--- ZU ERLEDIGEN ---
Gib bitte die Zeilen aller Datensätze unverändert zurück, aber ohne die Bilder.

--- DIE EINGABE ---
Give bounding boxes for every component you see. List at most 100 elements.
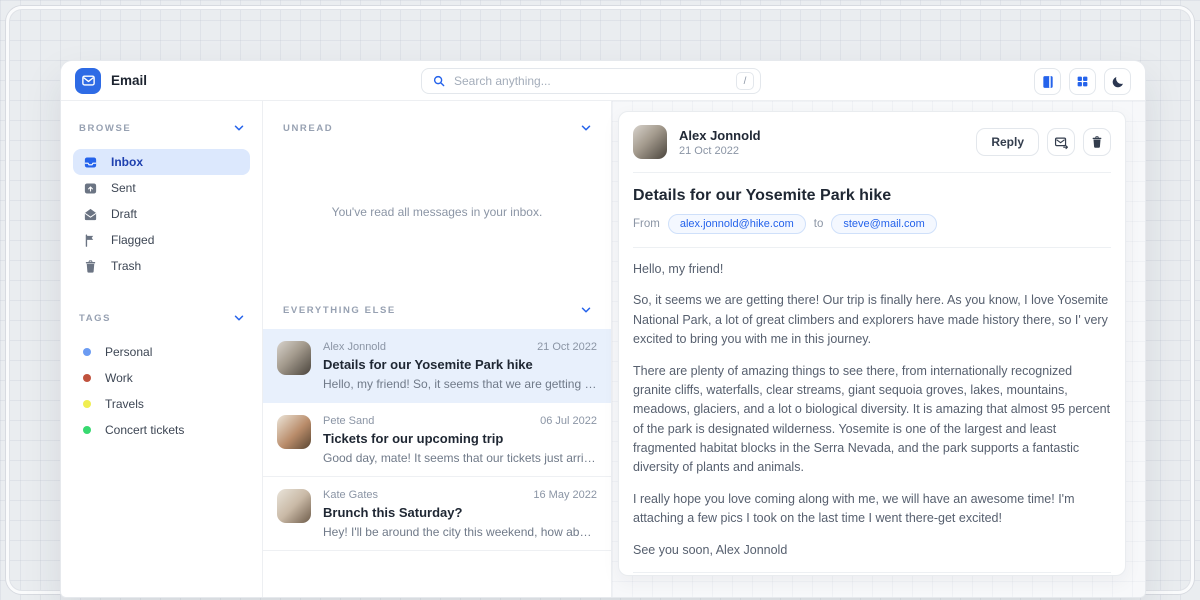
email-subject: Brunch this Saturday?: [323, 505, 597, 520]
main-columns: BROWSE Inbox Sent: [61, 101, 1145, 597]
email-list-item[interactable]: Alex Jonnold 21 Oct 2022 Details for our…: [263, 329, 611, 403]
attachments-section: Attachments: [633, 573, 1111, 576]
sidebar-item-label: Trash: [111, 259, 141, 273]
email-list-item[interactable]: Pete Sand 06 Jul 2022 Tickets for our up…: [263, 403, 611, 477]
chevron-down-icon[interactable]: [232, 121, 246, 135]
browse-section-header[interactable]: BROWSE: [73, 115, 250, 141]
sidebar-item-label: Flagged: [111, 233, 154, 247]
email-date: 21 Oct 2022: [537, 341, 597, 353]
email-preview: Hey! I'll be around the city this weeken…: [323, 525, 597, 539]
email-logo-icon: [75, 68, 101, 94]
trash-icon: [1090, 135, 1104, 149]
avatar: [277, 489, 311, 523]
detail-date: 21 Oct 2022: [679, 145, 964, 157]
draft-icon: [83, 207, 98, 222]
email-sender: Kate Gates: [323, 489, 378, 501]
body-paragraph: I really hope you love coming along with…: [633, 490, 1111, 529]
tag-item-concert-tickets[interactable]: Concert tickets: [73, 417, 250, 443]
sidebar-item-flagged[interactable]: Flagged: [73, 227, 250, 253]
sidebar: BROWSE Inbox Sent: [61, 101, 263, 597]
unread-label: UNREAD: [283, 123, 333, 134]
inbox-icon: [83, 155, 98, 170]
flag-icon: [83, 233, 98, 248]
tag-color-dot: [83, 400, 91, 408]
email-date: 06 Jul 2022: [540, 415, 597, 427]
detail-header: Alex Jonnold 21 Oct 2022 Reply: [633, 112, 1111, 173]
detail-subject: Details for our Yosemite Park hike: [633, 187, 1111, 205]
detail-from-row: From alex.jonnold@hike.com to steve@mail…: [633, 214, 1111, 234]
to-email-chip[interactable]: steve@mail.com: [831, 214, 936, 234]
email-list-item[interactable]: Kate Gates 16 May 2022 Brunch this Satur…: [263, 477, 611, 551]
trash-icon: [83, 259, 98, 274]
body-paragraph: There are plenty of amazing things to se…: [633, 362, 1111, 478]
sidebar-item-inbox[interactable]: Inbox: [73, 149, 250, 175]
journal-button[interactable]: [1034, 68, 1061, 95]
tags-label: TAGS: [79, 313, 111, 324]
chevron-down-icon[interactable]: [232, 311, 246, 325]
tag-label: Travels: [105, 397, 144, 411]
forward-email-button[interactable]: [1047, 128, 1075, 156]
search-input[interactable]: [454, 74, 728, 88]
tag-label: Concert tickets: [105, 423, 184, 437]
tag-color-dot: [83, 348, 91, 356]
body-paragraph: See you soon, Alex Jonnold: [633, 541, 1111, 560]
tag-item-work[interactable]: Work: [73, 365, 250, 391]
chevron-down-icon[interactable]: [579, 121, 593, 135]
browse-list: Inbox Sent Draft: [73, 149, 250, 279]
app-brand: Email: [61, 68, 147, 94]
email-date: 16 May 2022: [533, 489, 597, 501]
email-sender: Pete Sand: [323, 415, 374, 427]
everything-else-label: EVERYTHING ELSE: [283, 305, 396, 316]
tag-color-dot: [83, 426, 91, 434]
email-detail-card: Alex Jonnold 21 Oct 2022 Reply: [618, 111, 1126, 576]
journal-icon: [1041, 75, 1055, 89]
mail-list-column: UNREAD You've read all messages in your …: [263, 101, 612, 597]
sidebar-item-label: Inbox: [111, 155, 143, 169]
tag-label: Personal: [105, 345, 152, 359]
email-list: Alex Jonnold 21 Oct 2022 Details for our…: [263, 329, 611, 551]
body-paragraph: So, it seems we are getting there! Our t…: [633, 291, 1111, 349]
sidebar-item-sent[interactable]: Sent: [73, 175, 250, 201]
browse-label: BROWSE: [79, 123, 131, 134]
sidebar-item-label: Draft: [111, 207, 137, 221]
email-subject: Tickets for our upcoming trip: [323, 431, 597, 446]
sent-icon: [83, 181, 98, 196]
from-email-chip[interactable]: alex.jonnold@hike.com: [668, 214, 806, 234]
apps-grid-icon: [1076, 75, 1089, 88]
everything-else-section-header[interactable]: EVERYTHING ELSE: [277, 297, 597, 323]
app-title: Email: [111, 73, 147, 88]
avatar: [633, 125, 667, 159]
reply-button[interactable]: Reply: [976, 128, 1039, 156]
avatar: [277, 415, 311, 449]
header-actions: [1034, 68, 1131, 95]
sidebar-item-label: Sent: [111, 181, 136, 195]
tag-item-personal[interactable]: Personal: [73, 339, 250, 365]
apps-grid-button[interactable]: [1069, 68, 1096, 95]
search-bar[interactable]: /: [421, 68, 761, 94]
email-preview: Good day, mate! It seems that our ticket…: [323, 451, 597, 465]
search-icon: [432, 74, 446, 88]
email-app-window: Email /: [60, 60, 1146, 598]
sidebar-item-trash[interactable]: Trash: [73, 253, 250, 279]
chevron-down-icon[interactable]: [579, 303, 593, 317]
unread-empty-state: You've read all messages in your inbox.: [277, 141, 597, 283]
dark-mode-button[interactable]: [1104, 68, 1131, 95]
detail-sender-name: Alex Jonnold: [679, 128, 964, 143]
tags-section-header[interactable]: TAGS: [73, 305, 250, 331]
tag-label: Work: [105, 371, 133, 385]
unread-section-header[interactable]: UNREAD: [277, 115, 597, 141]
sidebar-item-draft[interactable]: Draft: [73, 201, 250, 227]
email-sender: Alex Jonnold: [323, 341, 386, 353]
to-label: to: [814, 218, 824, 230]
moon-icon: [1111, 75, 1125, 89]
body-paragraph: Hello, my friend!: [633, 260, 1111, 279]
avatar: [277, 341, 311, 375]
email-body: Hello, my friend! So, it seems we are ge…: [633, 248, 1111, 560]
envelope-forward-icon: [1054, 135, 1069, 150]
delete-email-button[interactable]: [1083, 128, 1111, 156]
tags-list: Personal Work Travels Concert tickets: [73, 339, 250, 443]
email-subject: Details for our Yosemite Park hike: [323, 357, 597, 372]
tag-item-travels[interactable]: Travels: [73, 391, 250, 417]
tag-color-dot: [83, 374, 91, 382]
search-shortcut-key: /: [736, 72, 754, 90]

--- AUFGABENERGEBNIS ---
Give bounding boxes for every component you see. List at most 100 elements.
email-subject: Brunch this Saturday?: [323, 505, 597, 520]
main-columns: BROWSE Inbox Sent: [61, 101, 1145, 597]
email-list-item[interactable]: Alex Jonnold 21 Oct 2022 Details for our…: [263, 329, 611, 403]
attachments-section: Attachments: [633, 573, 1111, 576]
sidebar-item-label: Trash: [111, 259, 141, 273]
email-list-item[interactable]: Pete Sand 06 Jul 2022 Tickets for our up…: [263, 403, 611, 477]
chevron-down-icon[interactable]: [232, 121, 246, 135]
browse-section-header[interactable]: BROWSE: [73, 115, 250, 141]
sidebar-item-label: Flagged: [111, 233, 154, 247]
email-date: 21 Oct 2022: [537, 341, 597, 353]
email-preview: Hey! I'll be around the city this weeken…: [323, 525, 597, 539]
email-logo-icon: [75, 68, 101, 94]
trash-icon: [1090, 135, 1104, 149]
avatar: [277, 489, 311, 523]
detail-date: 21 Oct 2022: [679, 145, 964, 157]
draft-icon: [83, 207, 98, 222]
email-sender: Kate Gates: [323, 489, 378, 501]
body-paragraph: I really hope you love coming along with…: [633, 490, 1111, 529]
tag-item-concert-tickets[interactable]: Concert tickets: [73, 417, 250, 443]
sidebar-item-flagged[interactable]: Flagged: [73, 227, 250, 253]
sidebar: BROWSE Inbox Sent: [61, 101, 263, 597]
unread-label: UNREAD: [283, 123, 333, 134]
inbox-icon: [83, 155, 98, 170]
flag-icon: [83, 233, 98, 248]
tag-color-dot: [83, 400, 91, 408]
email-date: 06 Jul 2022: [540, 415, 597, 427]
detail-header: Alex Jonnold 21 Oct 2022 Reply: [633, 112, 1111, 173]
detail-subject: Details for our Yosemite Park hike: [633, 187, 1111, 205]
detail-from-row: From alex.jonnold@hike.com to steve@mail…: [633, 214, 1111, 234]
to-email-chip[interactable]: steve@mail.com: [831, 214, 936, 234]
email-list-item[interactable]: Kate Gates 16 May 2022 Brunch this Satur…: [263, 477, 611, 551]
trash-icon: [83, 259, 98, 274]
body-paragraph: There are plenty of amazing things to se…: [633, 362, 1111, 478]
sidebar-item-inbox[interactable]: Inbox: [73, 149, 250, 175]
journal-button[interactable]: [1034, 68, 1061, 95]
tags-label: TAGS: [79, 313, 111, 324]
chevron-down-icon[interactable]: [232, 311, 246, 325]
tag-label: Travels: [105, 397, 144, 411]
forward-email-button[interactable]: [1047, 128, 1075, 156]
search-input[interactable]: [454, 74, 728, 88]
tag-label: Concert tickets: [105, 423, 184, 437]
tag-color-dot: [83, 348, 91, 356]
body-paragraph: See you soon, Alex Jonnold: [633, 541, 1111, 560]
tag-item-work[interactable]: Work: [73, 365, 250, 391]
chevron-down-icon[interactable]: [579, 121, 593, 135]
browse-list: Inbox Sent Draft: [73, 149, 250, 279]
app-brand: Email: [61, 68, 147, 94]
email-date: 16 May 2022: [533, 489, 597, 501]
email-sender: Pete Sand: [323, 415, 374, 427]
everything-else-label: EVERYTHING ELSE: [283, 305, 396, 316]
tag-color-dot: [83, 426, 91, 434]
email-detail-card: Alex Jonnold 21 Oct 2022 Reply: [618, 111, 1126, 576]
journal-icon: [1041, 75, 1055, 89]
mail-list-column: UNREAD You've read all messages in your …: [263, 101, 612, 597]
sidebar-item-label: Inbox: [111, 155, 143, 169]
tag-label: Personal: [105, 345, 152, 359]
email-list: Alex Jonnold 21 Oct 2022 Details for our…: [263, 329, 611, 551]
body-paragraph: So, it seems we are getting there! Our t…: [633, 291, 1111, 349]
sidebar-item-sent[interactable]: Sent: [73, 175, 250, 201]
browse-label: BROWSE: [79, 123, 131, 134]
sidebar-item-label: Draft: [111, 207, 137, 221]
email-subject: Tickets for our upcoming trip: [323, 431, 597, 446]
sent-icon: [83, 181, 98, 196]
from-email-chip[interactable]: alex.jonnold@hike.com: [668, 214, 806, 234]
apps-grid-icon: [1076, 75, 1089, 88]
everything-else-section-header[interactable]: EVERYTHING ELSE: [277, 297, 597, 323]
app-title: Email: [111, 73, 147, 88]
avatar: [633, 125, 667, 159]
reply-button[interactable]: Reply: [976, 128, 1039, 156]
avatar: [277, 415, 311, 449]
header-actions: [1034, 68, 1131, 95]
sidebar-item-label: Sent: [111, 181, 136, 195]
tag-item-personal[interactable]: Personal: [73, 339, 250, 365]
apps-grid-button[interactable]: [1069, 68, 1096, 95]
search-bar[interactable]: /: [421, 68, 761, 94]
email-preview: Good day, mate! It seems that our ticket…: [323, 451, 597, 465]
search-icon: [432, 74, 446, 88]
email-app-window: Email /: [60, 60, 1146, 598]
sidebar-item-trash[interactable]: Trash: [73, 253, 250, 279]
chevron-down-icon[interactable]: [579, 303, 593, 317]
unread-empty-state: You've read all messages in your inbox.: [277, 141, 597, 283]
dark-mode-button[interactable]: [1104, 68, 1131, 95]
detail-sender-name: Alex Jonnold: [679, 128, 964, 143]
tags-section-header[interactable]: TAGS: [73, 305, 250, 331]
tag-label: Work: [105, 371, 133, 385]
unread-section-header[interactable]: UNREAD: [277, 115, 597, 141]
sidebar-item-draft[interactable]: Draft: [73, 201, 250, 227]
email-sender: Alex Jonnold: [323, 341, 386, 353]
to-label: to: [814, 218, 824, 230]
moon-icon: [1111, 75, 1125, 89]
body-paragraph: Hello, my friend!: [633, 260, 1111, 279]
avatar: [277, 341, 311, 375]
email-body: Hello, my friend! So, it seems we are ge…: [633, 248, 1111, 560]
envelope-forward-icon: [1054, 135, 1069, 150]
delete-email-button[interactable]: [1083, 128, 1111, 156]
tags-list: Personal Work Travels Concert tickets: [73, 339, 250, 443]
email-subject: Details for our Yosemite Park hike: [323, 357, 597, 372]
tag-item-travels[interactable]: Travels: [73, 391, 250, 417]
tag-color-dot: [83, 374, 91, 382]
search-shortcut-key: /: [736, 72, 754, 90]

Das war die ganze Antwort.